Say the number of lines containing the string "arrow", and say nothing else.

######

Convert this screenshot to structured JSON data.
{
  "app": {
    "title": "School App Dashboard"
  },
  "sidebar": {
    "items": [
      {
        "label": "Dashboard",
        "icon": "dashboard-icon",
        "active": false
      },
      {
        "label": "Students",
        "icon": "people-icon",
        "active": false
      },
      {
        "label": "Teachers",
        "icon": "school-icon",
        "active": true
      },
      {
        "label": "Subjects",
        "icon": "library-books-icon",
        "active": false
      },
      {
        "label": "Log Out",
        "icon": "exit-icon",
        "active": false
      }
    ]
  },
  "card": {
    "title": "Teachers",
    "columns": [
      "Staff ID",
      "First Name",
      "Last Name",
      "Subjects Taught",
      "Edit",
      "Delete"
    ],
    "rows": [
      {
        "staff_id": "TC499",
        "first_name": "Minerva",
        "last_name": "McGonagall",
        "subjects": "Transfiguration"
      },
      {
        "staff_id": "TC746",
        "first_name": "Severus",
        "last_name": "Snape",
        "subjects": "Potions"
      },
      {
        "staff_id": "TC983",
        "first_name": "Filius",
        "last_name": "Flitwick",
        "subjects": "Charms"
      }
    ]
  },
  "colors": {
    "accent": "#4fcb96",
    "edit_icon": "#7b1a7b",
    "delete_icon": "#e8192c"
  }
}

######

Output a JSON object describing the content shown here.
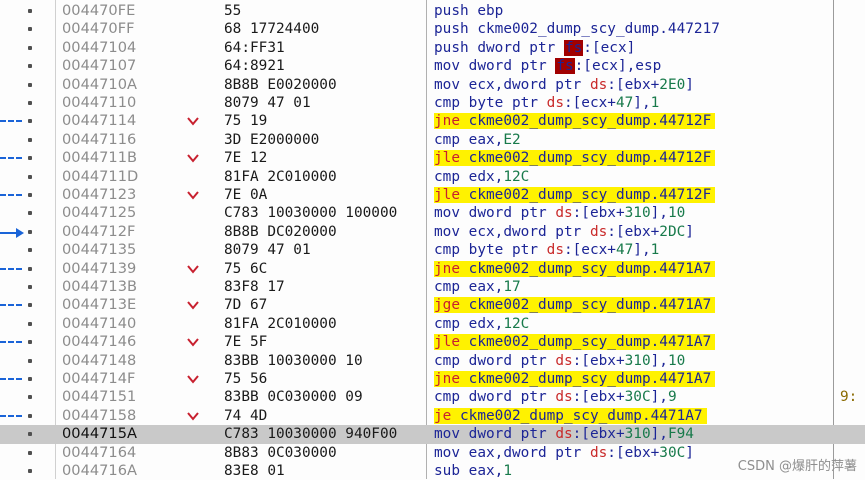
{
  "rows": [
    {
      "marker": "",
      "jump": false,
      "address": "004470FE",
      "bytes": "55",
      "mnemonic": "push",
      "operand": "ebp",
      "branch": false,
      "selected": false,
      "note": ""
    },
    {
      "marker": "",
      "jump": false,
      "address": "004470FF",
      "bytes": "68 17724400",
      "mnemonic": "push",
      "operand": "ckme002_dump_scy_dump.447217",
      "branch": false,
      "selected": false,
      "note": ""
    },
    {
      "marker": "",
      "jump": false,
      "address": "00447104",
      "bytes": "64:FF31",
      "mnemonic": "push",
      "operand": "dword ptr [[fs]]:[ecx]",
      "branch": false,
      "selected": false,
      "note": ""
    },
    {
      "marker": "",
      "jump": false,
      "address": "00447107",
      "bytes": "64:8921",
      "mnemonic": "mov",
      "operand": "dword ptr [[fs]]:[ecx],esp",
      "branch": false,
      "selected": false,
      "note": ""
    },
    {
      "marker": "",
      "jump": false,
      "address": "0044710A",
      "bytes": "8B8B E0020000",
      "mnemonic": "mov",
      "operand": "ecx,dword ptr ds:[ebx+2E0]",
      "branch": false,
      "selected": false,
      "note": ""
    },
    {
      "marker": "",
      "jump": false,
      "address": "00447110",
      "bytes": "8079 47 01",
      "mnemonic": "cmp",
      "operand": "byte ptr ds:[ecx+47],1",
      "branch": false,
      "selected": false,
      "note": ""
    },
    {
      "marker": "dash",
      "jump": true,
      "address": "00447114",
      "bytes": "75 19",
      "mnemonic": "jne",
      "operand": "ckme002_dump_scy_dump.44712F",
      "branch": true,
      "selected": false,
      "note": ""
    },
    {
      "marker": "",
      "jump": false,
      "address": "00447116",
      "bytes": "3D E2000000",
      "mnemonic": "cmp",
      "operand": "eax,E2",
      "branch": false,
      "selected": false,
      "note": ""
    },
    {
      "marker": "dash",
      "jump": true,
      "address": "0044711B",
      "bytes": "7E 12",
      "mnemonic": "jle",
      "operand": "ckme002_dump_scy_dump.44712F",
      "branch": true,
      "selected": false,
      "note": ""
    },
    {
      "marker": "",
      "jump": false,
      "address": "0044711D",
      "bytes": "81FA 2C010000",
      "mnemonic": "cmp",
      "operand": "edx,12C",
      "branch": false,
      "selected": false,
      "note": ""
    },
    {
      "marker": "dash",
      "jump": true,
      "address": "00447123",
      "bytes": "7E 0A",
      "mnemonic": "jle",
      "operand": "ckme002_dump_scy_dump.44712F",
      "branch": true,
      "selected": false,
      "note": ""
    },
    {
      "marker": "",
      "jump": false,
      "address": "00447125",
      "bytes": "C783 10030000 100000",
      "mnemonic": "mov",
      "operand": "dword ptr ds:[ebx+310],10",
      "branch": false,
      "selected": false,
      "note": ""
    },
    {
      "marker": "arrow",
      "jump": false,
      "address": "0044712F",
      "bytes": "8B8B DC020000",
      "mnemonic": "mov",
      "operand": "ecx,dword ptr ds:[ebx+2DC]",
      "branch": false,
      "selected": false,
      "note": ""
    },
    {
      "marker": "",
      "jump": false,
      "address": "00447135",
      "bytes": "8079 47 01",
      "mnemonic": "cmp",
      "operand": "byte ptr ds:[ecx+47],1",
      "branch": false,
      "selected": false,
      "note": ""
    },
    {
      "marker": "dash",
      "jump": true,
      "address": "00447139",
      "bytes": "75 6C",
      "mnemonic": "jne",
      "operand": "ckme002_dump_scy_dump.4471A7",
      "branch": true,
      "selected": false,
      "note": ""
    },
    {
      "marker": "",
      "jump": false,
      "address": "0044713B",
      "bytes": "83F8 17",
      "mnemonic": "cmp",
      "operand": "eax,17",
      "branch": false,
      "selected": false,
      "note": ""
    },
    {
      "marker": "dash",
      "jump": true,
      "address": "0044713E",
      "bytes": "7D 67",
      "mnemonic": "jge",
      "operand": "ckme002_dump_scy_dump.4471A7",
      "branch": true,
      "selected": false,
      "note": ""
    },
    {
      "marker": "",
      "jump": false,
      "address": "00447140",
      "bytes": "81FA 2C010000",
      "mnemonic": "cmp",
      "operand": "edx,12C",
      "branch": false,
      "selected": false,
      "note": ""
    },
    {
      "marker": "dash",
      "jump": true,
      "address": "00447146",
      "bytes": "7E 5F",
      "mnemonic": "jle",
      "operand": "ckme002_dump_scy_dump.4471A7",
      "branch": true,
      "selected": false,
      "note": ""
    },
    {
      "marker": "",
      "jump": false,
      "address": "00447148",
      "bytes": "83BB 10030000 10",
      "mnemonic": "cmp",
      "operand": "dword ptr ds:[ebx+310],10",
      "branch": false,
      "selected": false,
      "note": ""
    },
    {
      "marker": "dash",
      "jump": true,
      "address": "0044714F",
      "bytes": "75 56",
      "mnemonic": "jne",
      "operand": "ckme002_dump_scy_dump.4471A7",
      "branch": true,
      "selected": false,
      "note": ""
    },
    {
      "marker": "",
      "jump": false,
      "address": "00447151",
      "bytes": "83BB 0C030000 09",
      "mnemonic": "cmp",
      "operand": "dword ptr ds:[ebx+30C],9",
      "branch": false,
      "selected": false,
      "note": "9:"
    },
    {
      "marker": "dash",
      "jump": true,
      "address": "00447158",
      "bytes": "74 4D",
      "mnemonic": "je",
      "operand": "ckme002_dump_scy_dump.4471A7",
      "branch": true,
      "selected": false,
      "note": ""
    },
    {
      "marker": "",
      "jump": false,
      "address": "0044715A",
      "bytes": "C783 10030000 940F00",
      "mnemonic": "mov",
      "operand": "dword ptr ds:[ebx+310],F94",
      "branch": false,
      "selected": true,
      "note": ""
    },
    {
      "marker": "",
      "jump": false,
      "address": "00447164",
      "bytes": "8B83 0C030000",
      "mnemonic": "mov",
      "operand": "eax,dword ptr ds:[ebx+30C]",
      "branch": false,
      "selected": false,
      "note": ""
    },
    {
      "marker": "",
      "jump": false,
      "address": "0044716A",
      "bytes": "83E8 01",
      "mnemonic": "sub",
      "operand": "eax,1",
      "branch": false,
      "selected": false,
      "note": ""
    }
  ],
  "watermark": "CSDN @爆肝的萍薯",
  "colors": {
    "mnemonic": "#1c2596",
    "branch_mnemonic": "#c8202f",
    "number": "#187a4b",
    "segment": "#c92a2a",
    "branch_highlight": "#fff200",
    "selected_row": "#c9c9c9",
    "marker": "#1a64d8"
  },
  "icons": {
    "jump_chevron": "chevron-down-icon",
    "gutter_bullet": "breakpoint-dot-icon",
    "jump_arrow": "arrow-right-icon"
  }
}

######

Worked answer
2